Below are some records; give them all again exactly, but not the pictures.

-- EXTRACTED ENTRIES --
--- Start ---

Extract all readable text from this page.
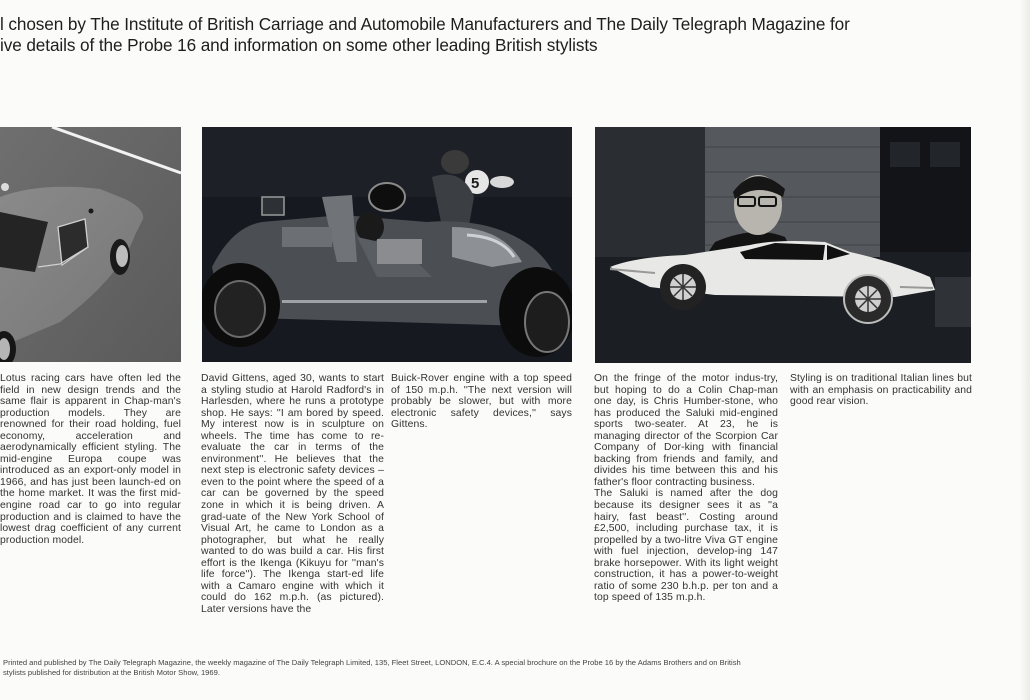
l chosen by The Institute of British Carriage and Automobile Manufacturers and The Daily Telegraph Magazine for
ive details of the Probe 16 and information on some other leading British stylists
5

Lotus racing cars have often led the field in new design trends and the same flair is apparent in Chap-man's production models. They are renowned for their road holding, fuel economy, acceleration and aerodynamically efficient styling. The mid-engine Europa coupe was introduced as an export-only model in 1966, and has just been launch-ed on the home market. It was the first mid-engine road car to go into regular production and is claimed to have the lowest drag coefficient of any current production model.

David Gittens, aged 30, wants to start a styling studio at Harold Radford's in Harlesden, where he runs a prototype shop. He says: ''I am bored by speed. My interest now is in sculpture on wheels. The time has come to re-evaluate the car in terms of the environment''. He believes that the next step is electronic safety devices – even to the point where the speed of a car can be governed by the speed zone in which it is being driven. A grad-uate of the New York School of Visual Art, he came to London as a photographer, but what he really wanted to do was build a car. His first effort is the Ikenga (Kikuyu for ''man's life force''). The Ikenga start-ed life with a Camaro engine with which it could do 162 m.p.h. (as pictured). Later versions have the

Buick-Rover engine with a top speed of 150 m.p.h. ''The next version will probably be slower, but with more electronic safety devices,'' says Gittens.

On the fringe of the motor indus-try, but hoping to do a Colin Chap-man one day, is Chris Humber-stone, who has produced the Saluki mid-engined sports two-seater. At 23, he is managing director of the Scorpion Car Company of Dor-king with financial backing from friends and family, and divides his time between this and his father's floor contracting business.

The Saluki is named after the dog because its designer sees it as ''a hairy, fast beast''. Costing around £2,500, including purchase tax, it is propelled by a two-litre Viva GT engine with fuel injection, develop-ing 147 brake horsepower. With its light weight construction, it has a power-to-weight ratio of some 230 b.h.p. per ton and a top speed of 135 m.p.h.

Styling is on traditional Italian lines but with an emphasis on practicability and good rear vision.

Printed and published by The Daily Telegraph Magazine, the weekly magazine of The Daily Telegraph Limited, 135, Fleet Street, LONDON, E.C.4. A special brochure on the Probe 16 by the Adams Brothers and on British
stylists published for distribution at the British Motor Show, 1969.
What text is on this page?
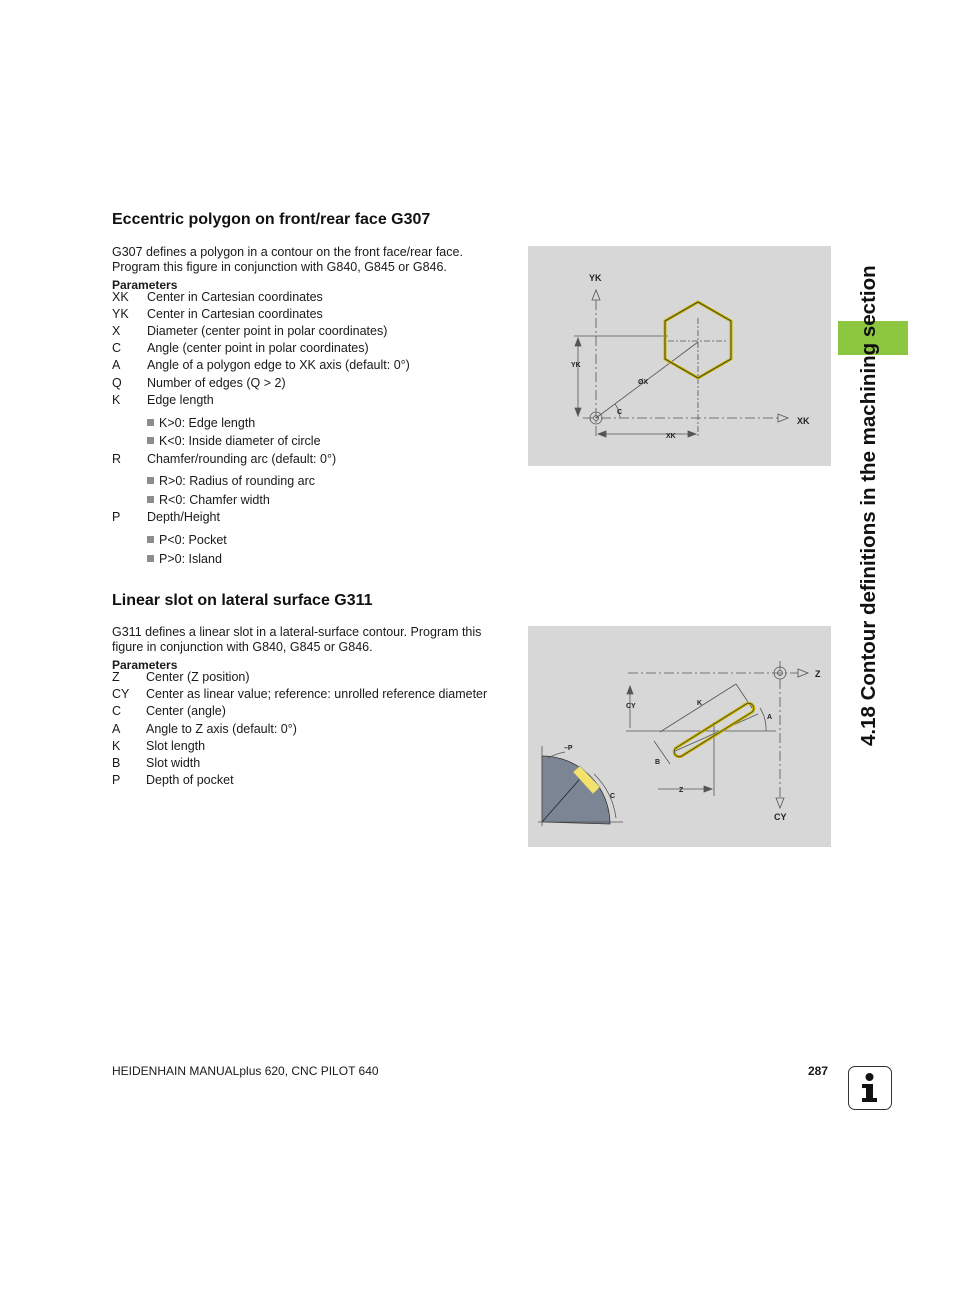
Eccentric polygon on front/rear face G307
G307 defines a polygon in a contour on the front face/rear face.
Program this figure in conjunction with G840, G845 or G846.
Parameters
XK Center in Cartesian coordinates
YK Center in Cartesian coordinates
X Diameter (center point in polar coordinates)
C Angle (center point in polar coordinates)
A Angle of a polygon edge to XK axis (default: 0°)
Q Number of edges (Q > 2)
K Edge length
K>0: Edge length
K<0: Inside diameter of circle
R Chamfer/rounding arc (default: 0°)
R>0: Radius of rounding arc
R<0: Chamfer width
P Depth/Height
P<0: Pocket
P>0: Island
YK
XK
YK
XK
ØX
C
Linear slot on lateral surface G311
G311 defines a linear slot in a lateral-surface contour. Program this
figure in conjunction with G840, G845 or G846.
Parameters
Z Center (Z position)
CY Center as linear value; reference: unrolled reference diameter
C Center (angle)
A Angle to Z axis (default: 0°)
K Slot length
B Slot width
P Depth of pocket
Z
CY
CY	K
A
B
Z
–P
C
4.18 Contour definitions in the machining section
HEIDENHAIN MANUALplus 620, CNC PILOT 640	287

--- End ---

-- FULL ANSWER --
Extract all readable text from this page.
l chosen by The Institute of British Carriage and Automobile Manufacturers and The Daily Telegraph Magazine for
ive details of the Probe 16 and information on some other leading British stylists
5

Lotus racing cars have often led the field in new design trends and the same flair is apparent in Chap-man's production models. They are renowned for their road holding, fuel economy, acceleration and aerodynamically efficient styling. The mid-engine Europa coupe was introduced as an export-only model in 1966, and has just been launch-ed on the home market. It was the first mid-engine road car to go into regular production and is claimed to have the lowest drag coefficient of any current production model.

David Gittens, aged 30, wants to start a styling studio at Harold Radford's in Harlesden, where he runs a prototype shop. He says: ''I am bored by speed. My interest now is in sculpture on wheels. The time has come to re-evaluate the car in terms of the environment''. He believes that the next step is electronic safety devices – even to the point where the speed of a car can be governed by the speed zone in which it is being driven. A grad-uate of the New York School of Visual Art, he came to London as a photographer, but what he really wanted to do was build a car. His first effort is the Ikenga (Kikuyu for ''man's life force''). The Ikenga start-ed life with a Camaro engine with which it could do 162 m.p.h. (as pictured). Later versions have the

Buick-Rover engine with a top speed of 150 m.p.h. ''The next version will probably be slower, but with more electronic safety devices,'' says Gittens.

On the fringe of the motor indus-try, but hoping to do a Colin Chap-man one day, is Chris Humber-stone, who has produced the Saluki mid-engined sports two-seater. At 23, he is managing director of the Scorpion Car Company of Dor-king with financial backing from friends and family, and divides his time between this and his father's floor contracting business.

The Saluki is named after the dog because its designer sees it as ''a hairy, fast beast''. Costing around £2,500, including purchase tax, it is propelled by a two-litre Viva GT engine with fuel injection, develop-ing 147 brake horsepower. With its light weight construction, it has a power-to-weight ratio of some 230 b.h.p. per ton and a top speed of 135 m.p.h.

Styling is on traditional Italian lines but with an emphasis on practicability and good rear vision.

Printed and published by The Daily Telegraph Magazine, the weekly magazine of The Daily Telegraph Limited, 135, Fleet Street, LONDON, E.C.4. A special brochure on the Probe 16 by the Adams Brothers and on British
stylists published for distribution at the British Motor Show, 1969.
What text is on this page?
Eccentric polygon on front/rear face G307
G307 defines a polygon in a contour on the front face/rear face.
Program this figure in conjunction with G840, G845 or G846.
Parameters
XK Center in Cartesian coordinates
YK Center in Cartesian coordinates
X Diameter (center point in polar coordinates)
C Angle (center point in polar coordinates)
A Angle of a polygon edge to XK axis (default: 0°)
Q Number of edges (Q > 2)
K Edge length
K>0: Edge length
K<0: Inside diameter of circle
R Chamfer/rounding arc (default: 0°)
R>0: Radius of rounding arc
R<0: Chamfer width
P Depth/Height
P<0: Pocket
P>0: Island
YK
XK
YK
XK
ØX
C
Linear slot on lateral surface G311
G311 defines a linear slot in a lateral-surface contour. Program this
figure in conjunction with G840, G845 or G846.
Parameters
Z Center (Z position)
CY Center as linear value; reference: unrolled reference diameter
C Center (angle)
A Angle to Z axis (default: 0°)
K Slot length
B Slot width
P Depth of pocket
Z
CY
CY	K
A
B
Z
–P
C
4.18 Contour definitions in the machining section
HEIDENHAIN MANUALplus 620, CNC PILOT 640	287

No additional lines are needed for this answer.